Problem to solve:
Images are excluded; otherwise, output every record exactly.

Provided material:
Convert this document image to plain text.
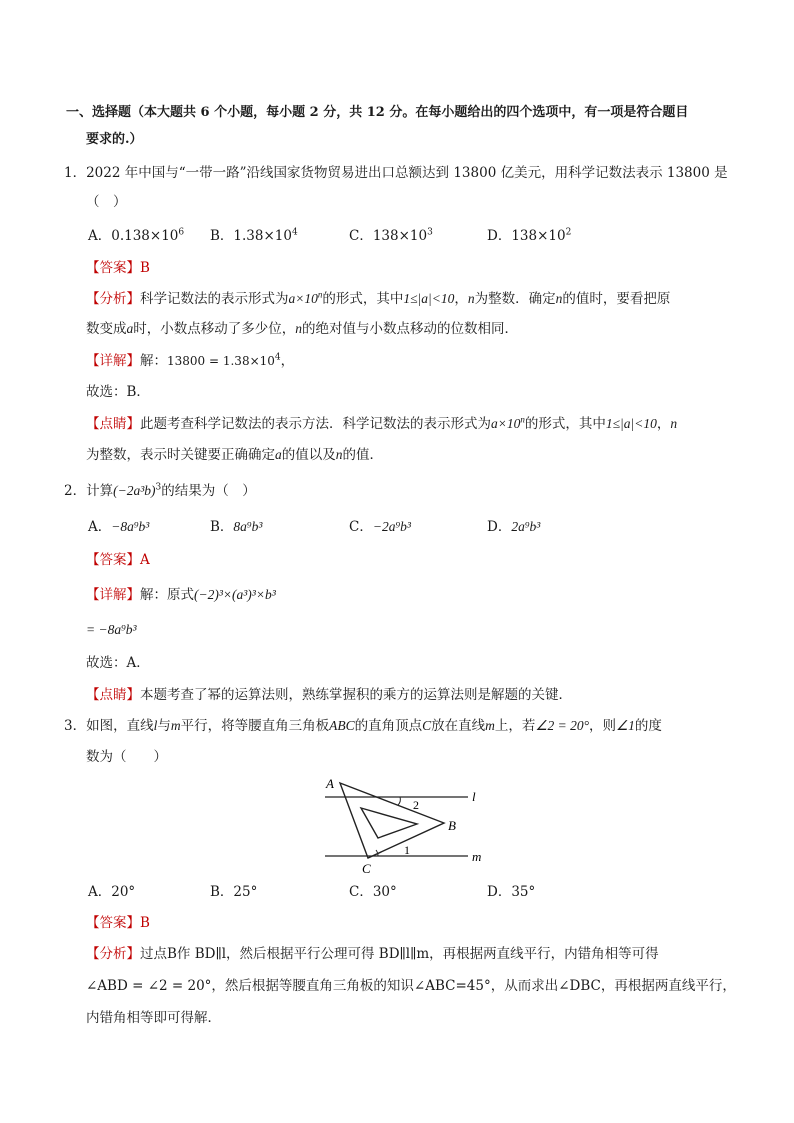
一、选择题（本大题共 6 个小题，每小题 2 分，共 12 分。在每小题给出的四个选项中，有一项是符合题目
要求的.）
1．2022 年中国与“一带一路”沿线国家货物贸易进出口总额达到 13800 亿美元，用科学记数法表示 13800 是
（　）
A．$0.138\times 10^6$ B．$1.38\times 10^4$	C．$138\times 10^3$	D．$138\times 10^2$
【答案】B
【分析】科学记数法的表示形式为$a\times 10^n$的形式，其中1≤|a|<10，n为整数．确定n的值时，要看把原
数变成a时，小数点移动了多少位，n的绝对值与小数点移动的位数相同．
【详解】解：$13800 = 1.38\times 10^4$，
故选：B．
【点睛】此题考查科学记数法的表示方法．科学记数法的表示形式为$a\times 10^n$的形式，其中1≤|a|<10，n
为整数，表示时关键要正确确定a的值以及n的值．
2．计算$(-2a^3b)^3$的结果为（　）
A．−8a⁹b³	B．8a⁹b³	C．−2a⁹b³	D．2a⁹b³
【答案】A
【详解】解：原式(−2)³×(a³)³×b³
= −8a⁹b³
故选：A．
【点睛】本题考查了幂的运算法则，熟练掌握积的乘方的运算法则是解题的关键．
3．如图，直线l与m平行，将等腰直角三角板ABC的直角顶点C放在直线m上，若∠2 = 20°，则∠1的度
数为（　　）
A
B
C
l
m
2
1
A．20°	B．25°	C．30°	D．35°
【答案】B
【分析】过点B作 BD∥l，然后根据平行公理可得 BD∥l∥m，再根据两直线平行，内错角相等可得
∠ABD = ∠2 = 20°，然后根据等腰直角三角板的知识∠ABC=45°，从而求出∠DBC，再根据两直线平行，
内错角相等即可得解．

Response to this exercise:
Convert this document image to plain text.
一、选择题（本大题共 6 个小题，每小题 2 分，共 12 分。在每小题给出的四个选项中，有一项是符合题目
要求的.）
1．2022 年中国与“一带一路”沿线国家货物贸易进出口总额达到 13800 亿美元，用科学记数法表示 13800 是
（　）
A．$0.138\times 10^6$ B．$1.38\times 10^4$	C．$138\times 10^3$	D．$138\times 10^2$
【答案】B
【分析】科学记数法的表示形式为$a\times 10^n$的形式，其中1≤|a|<10，n为整数．确定n的值时，要看把原
数变成a时，小数点移动了多少位，n的绝对值与小数点移动的位数相同．
【详解】解：$13800 = 1.38\times 10^4$，
故选：B．
【点睛】此题考查科学记数法的表示方法．科学记数法的表示形式为$a\times 10^n$的形式，其中1≤|a|<10，n
为整数，表示时关键要正确确定a的值以及n的值．
2．计算$(-2a^3b)^3$的结果为（　）
A．−8a⁹b³	B．8a⁹b³	C．−2a⁹b³	D．2a⁹b³
【答案】A
【详解】解：原式(−2)³×(a³)³×b³
= −8a⁹b³
故选：A．
【点睛】本题考查了幂的运算法则，熟练掌握积的乘方的运算法则是解题的关键．
3．如图，直线l与m平行，将等腰直角三角板ABC的直角顶点C放在直线m上，若∠2 = 20°，则∠1的度
数为（　　）
A
B
C
l
m
2
1
A．20°	B．25°	C．30°	D．35°
【答案】B
【分析】过点B作 BD∥l，然后根据平行公理可得 BD∥l∥m，再根据两直线平行，内错角相等可得
∠ABD = ∠2 = 20°，然后根据等腰直角三角板的知识∠ABC=45°，从而求出∠DBC，再根据两直线平行，
内错角相等即可得解．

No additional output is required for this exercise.